Only the text of the records below belongs in the answer, copied exactly, with pictures omitted.

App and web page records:
=====
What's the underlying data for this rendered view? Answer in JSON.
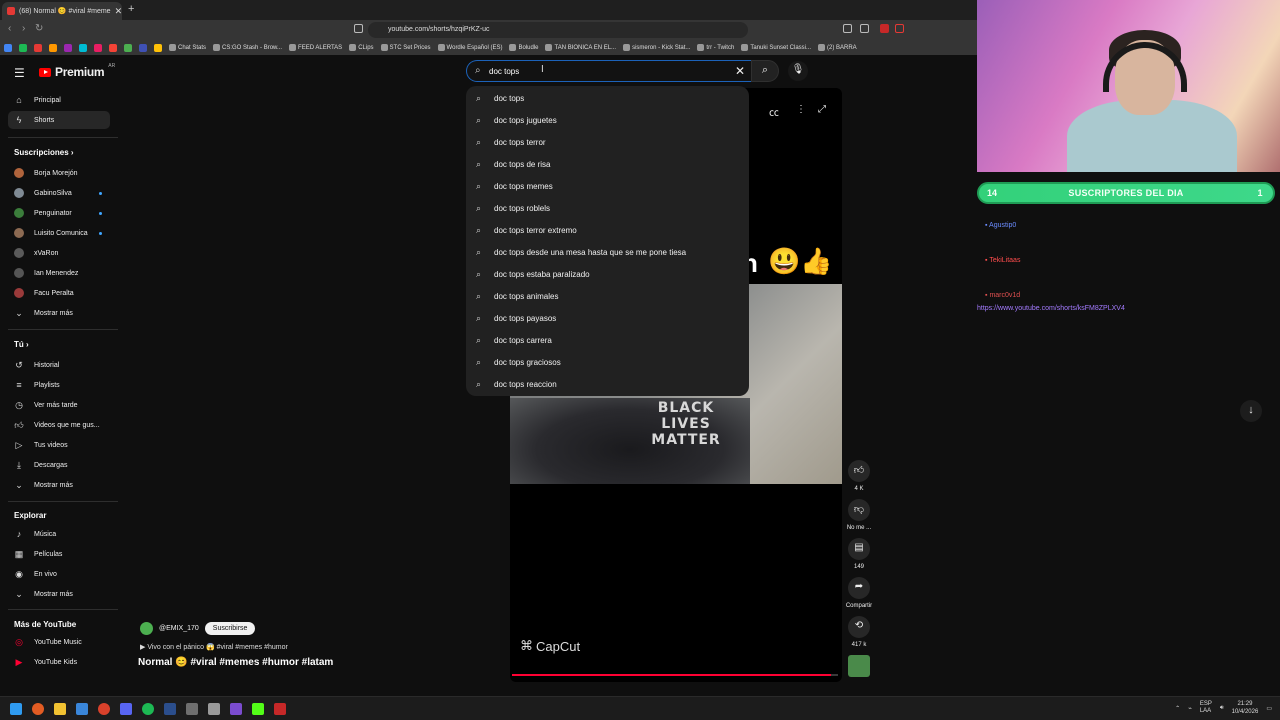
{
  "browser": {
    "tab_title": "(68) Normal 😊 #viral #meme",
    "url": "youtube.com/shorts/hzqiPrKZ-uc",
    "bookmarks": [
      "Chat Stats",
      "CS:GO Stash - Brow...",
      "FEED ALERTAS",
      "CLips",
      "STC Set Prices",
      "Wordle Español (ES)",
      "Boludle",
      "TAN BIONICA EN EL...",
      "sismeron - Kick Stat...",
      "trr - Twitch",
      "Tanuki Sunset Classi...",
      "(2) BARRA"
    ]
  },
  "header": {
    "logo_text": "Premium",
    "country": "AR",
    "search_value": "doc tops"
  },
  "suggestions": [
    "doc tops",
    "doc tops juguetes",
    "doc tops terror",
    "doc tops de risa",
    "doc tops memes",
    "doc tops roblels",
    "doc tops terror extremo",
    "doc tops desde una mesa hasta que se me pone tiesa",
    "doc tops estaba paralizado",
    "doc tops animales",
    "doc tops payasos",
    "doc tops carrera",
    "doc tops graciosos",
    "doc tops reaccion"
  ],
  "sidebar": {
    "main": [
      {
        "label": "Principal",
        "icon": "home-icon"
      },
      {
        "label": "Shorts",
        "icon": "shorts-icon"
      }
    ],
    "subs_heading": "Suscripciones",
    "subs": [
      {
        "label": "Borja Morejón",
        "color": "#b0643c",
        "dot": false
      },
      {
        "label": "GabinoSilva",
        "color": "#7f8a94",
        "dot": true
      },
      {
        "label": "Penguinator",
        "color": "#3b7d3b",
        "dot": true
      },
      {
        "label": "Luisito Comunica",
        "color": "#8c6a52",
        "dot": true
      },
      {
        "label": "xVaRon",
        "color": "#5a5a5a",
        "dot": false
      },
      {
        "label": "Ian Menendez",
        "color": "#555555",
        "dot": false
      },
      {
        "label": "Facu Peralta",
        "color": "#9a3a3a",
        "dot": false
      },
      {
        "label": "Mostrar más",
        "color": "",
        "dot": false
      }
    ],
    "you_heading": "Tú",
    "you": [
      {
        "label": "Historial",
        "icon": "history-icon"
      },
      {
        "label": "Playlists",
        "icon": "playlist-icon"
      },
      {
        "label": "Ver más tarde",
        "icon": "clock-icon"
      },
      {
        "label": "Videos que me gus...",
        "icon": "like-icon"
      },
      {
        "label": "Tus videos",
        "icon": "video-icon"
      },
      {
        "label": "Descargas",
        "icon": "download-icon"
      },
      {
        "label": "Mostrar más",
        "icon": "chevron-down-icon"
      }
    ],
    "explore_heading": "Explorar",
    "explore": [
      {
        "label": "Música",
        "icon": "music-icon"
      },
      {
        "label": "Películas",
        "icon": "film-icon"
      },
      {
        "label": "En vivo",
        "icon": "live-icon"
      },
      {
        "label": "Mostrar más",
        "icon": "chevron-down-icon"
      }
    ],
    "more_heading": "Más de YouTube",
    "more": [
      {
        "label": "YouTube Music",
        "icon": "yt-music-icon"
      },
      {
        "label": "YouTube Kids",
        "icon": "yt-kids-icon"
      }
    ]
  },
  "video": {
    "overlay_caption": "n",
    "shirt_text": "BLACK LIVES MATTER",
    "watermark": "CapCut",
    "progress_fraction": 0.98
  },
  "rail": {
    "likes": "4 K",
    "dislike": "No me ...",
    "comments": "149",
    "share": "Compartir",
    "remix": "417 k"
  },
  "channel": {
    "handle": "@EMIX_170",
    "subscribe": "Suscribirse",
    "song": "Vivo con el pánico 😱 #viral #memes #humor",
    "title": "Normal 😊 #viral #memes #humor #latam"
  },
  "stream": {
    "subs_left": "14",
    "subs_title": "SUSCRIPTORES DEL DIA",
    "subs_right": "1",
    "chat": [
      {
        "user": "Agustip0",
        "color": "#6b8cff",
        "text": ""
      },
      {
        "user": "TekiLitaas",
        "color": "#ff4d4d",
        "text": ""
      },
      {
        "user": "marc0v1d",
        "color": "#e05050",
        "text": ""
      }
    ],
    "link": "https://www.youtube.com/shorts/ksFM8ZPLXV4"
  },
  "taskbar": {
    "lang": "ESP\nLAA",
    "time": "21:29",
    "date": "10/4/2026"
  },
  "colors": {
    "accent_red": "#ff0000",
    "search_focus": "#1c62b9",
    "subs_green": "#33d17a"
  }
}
=====
#### Solution to the exercise
What's the underlying data for this rendered view? Answer in JSON.
{
  "browser": {
    "tab_title": "(68) Normal 😊 #viral #meme",
    "url": "youtube.com/shorts/hzqiPrKZ-uc",
    "bookmarks": [
      "Chat Stats",
      "CS:GO Stash - Brow...",
      "FEED ALERTAS",
      "CLips",
      "STC Set Prices",
      "Wordle Español (ES)",
      "Boludle",
      "TAN BIONICA EN EL...",
      "sismeron - Kick Stat...",
      "trr - Twitch",
      "Tanuki Sunset Classi...",
      "(2) BARRA"
    ]
  },
  "header": {
    "logo_text": "Premium",
    "country": "AR",
    "search_value": "doc tops"
  },
  "suggestions": [
    "doc tops",
    "doc tops juguetes",
    "doc tops terror",
    "doc tops de risa",
    "doc tops memes",
    "doc tops roblels",
    "doc tops terror extremo",
    "doc tops desde una mesa hasta que se me pone tiesa",
    "doc tops estaba paralizado",
    "doc tops animales",
    "doc tops payasos",
    "doc tops carrera",
    "doc tops graciosos",
    "doc tops reaccion"
  ],
  "sidebar": {
    "main": [
      {
        "label": "Principal",
        "icon": "home-icon"
      },
      {
        "label": "Shorts",
        "icon": "shorts-icon"
      }
    ],
    "subs_heading": "Suscripciones",
    "subs": [
      {
        "label": "Borja Morejón",
        "color": "#b0643c",
        "dot": false
      },
      {
        "label": "GabinoSilva",
        "color": "#7f8a94",
        "dot": true
      },
      {
        "label": "Penguinator",
        "color": "#3b7d3b",
        "dot": true
      },
      {
        "label": "Luisito Comunica",
        "color": "#8c6a52",
        "dot": true
      },
      {
        "label": "xVaRon",
        "color": "#5a5a5a",
        "dot": false
      },
      {
        "label": "Ian Menendez",
        "color": "#555555",
        "dot": false
      },
      {
        "label": "Facu Peralta",
        "color": "#9a3a3a",
        "dot": false
      },
      {
        "label": "Mostrar más",
        "color": "",
        "dot": false
      }
    ],
    "you_heading": "Tú",
    "you": [
      {
        "label": "Historial",
        "icon": "history-icon"
      },
      {
        "label": "Playlists",
        "icon": "playlist-icon"
      },
      {
        "label": "Ver más tarde",
        "icon": "clock-icon"
      },
      {
        "label": "Videos que me gus...",
        "icon": "like-icon"
      },
      {
        "label": "Tus videos",
        "icon": "video-icon"
      },
      {
        "label": "Descargas",
        "icon": "download-icon"
      },
      {
        "label": "Mostrar más",
        "icon": "chevron-down-icon"
      }
    ],
    "explore_heading": "Explorar",
    "explore": [
      {
        "label": "Música",
        "icon": "music-icon"
      },
      {
        "label": "Películas",
        "icon": "film-icon"
      },
      {
        "label": "En vivo",
        "icon": "live-icon"
      },
      {
        "label": "Mostrar más",
        "icon": "chevron-down-icon"
      }
    ],
    "more_heading": "Más de YouTube",
    "more": [
      {
        "label": "YouTube Music",
        "icon": "yt-music-icon"
      },
      {
        "label": "YouTube Kids",
        "icon": "yt-kids-icon"
      }
    ]
  },
  "video": {
    "overlay_caption": "n",
    "shirt_text": "BLACK LIVES MATTER",
    "watermark": "CapCut",
    "progress_fraction": 0.98
  },
  "rail": {
    "likes": "4 K",
    "dislike": "No me ...",
    "comments": "149",
    "share": "Compartir",
    "remix": "417 k"
  },
  "channel": {
    "handle": "@EMIX_170",
    "subscribe": "Suscribirse",
    "song": "Vivo con el pánico 😱 #viral #memes #humor",
    "title": "Normal 😊 #viral #memes #humor #latam"
  },
  "stream": {
    "subs_left": "14",
    "subs_title": "SUSCRIPTORES DEL DIA",
    "subs_right": "1",
    "chat": [
      {
        "user": "Agustip0",
        "color": "#6b8cff",
        "text": ""
      },
      {
        "user": "TekiLitaas",
        "color": "#ff4d4d",
        "text": ""
      },
      {
        "user": "marc0v1d",
        "color": "#e05050",
        "text": ""
      }
    ],
    "link": "https://www.youtube.com/shorts/ksFM8ZPLXV4"
  },
  "taskbar": {
    "lang": "ESP\nLAA",
    "time": "21:29",
    "date": "10/4/2026"
  },
  "colors": {
    "accent_red": "#ff0000",
    "search_focus": "#1c62b9",
    "subs_green": "#33d17a"
  }
}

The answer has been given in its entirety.